(Data items)
|---|
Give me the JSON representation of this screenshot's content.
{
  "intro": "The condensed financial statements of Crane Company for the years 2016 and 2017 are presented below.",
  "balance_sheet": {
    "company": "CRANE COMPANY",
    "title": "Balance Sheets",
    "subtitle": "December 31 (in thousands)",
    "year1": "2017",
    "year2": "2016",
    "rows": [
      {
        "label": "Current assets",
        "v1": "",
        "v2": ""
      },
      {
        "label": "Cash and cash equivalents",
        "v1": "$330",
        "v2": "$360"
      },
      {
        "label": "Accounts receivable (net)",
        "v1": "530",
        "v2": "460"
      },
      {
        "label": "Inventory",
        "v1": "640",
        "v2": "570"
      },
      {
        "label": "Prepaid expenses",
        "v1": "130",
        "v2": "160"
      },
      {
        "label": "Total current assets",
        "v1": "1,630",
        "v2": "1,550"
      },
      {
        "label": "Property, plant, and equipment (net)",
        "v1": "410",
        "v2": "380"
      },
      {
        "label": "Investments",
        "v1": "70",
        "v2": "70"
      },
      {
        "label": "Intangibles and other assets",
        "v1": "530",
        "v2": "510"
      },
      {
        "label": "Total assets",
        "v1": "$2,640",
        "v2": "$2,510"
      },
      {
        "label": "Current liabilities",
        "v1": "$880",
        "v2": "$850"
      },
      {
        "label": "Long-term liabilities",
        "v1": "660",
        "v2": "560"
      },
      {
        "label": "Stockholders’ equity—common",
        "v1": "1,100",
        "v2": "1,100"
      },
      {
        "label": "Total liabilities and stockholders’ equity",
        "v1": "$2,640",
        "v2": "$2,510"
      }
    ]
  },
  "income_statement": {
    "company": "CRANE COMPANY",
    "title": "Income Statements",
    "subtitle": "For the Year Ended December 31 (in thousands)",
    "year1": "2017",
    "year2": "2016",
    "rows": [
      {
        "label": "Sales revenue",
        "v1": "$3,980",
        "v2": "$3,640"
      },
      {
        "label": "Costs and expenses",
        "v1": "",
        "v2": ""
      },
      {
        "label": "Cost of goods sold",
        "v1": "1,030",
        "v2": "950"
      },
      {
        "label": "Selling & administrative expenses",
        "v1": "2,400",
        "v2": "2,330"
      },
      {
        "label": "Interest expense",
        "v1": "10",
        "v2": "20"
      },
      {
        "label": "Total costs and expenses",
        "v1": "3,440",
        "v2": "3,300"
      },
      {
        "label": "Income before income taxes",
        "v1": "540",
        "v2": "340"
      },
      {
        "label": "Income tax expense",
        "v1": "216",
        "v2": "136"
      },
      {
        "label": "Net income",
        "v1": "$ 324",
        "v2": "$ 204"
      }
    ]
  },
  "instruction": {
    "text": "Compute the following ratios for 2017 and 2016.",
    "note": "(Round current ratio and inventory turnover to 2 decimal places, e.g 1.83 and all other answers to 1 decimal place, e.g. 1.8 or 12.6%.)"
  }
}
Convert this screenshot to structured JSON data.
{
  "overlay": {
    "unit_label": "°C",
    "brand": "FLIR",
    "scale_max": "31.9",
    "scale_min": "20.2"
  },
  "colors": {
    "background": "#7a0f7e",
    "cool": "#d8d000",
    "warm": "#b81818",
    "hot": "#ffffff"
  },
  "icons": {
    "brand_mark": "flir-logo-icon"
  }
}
|---|
STATED PROBLEM: Extract each line holding the word "Total" from the records.

SOLUTION TO THIS EXERCISE:
        "label": "Total current assets",
        "label": "Total assets",
        "label": "Total liabilities and stockholders’ equity",
        "label": "Total costs and expenses",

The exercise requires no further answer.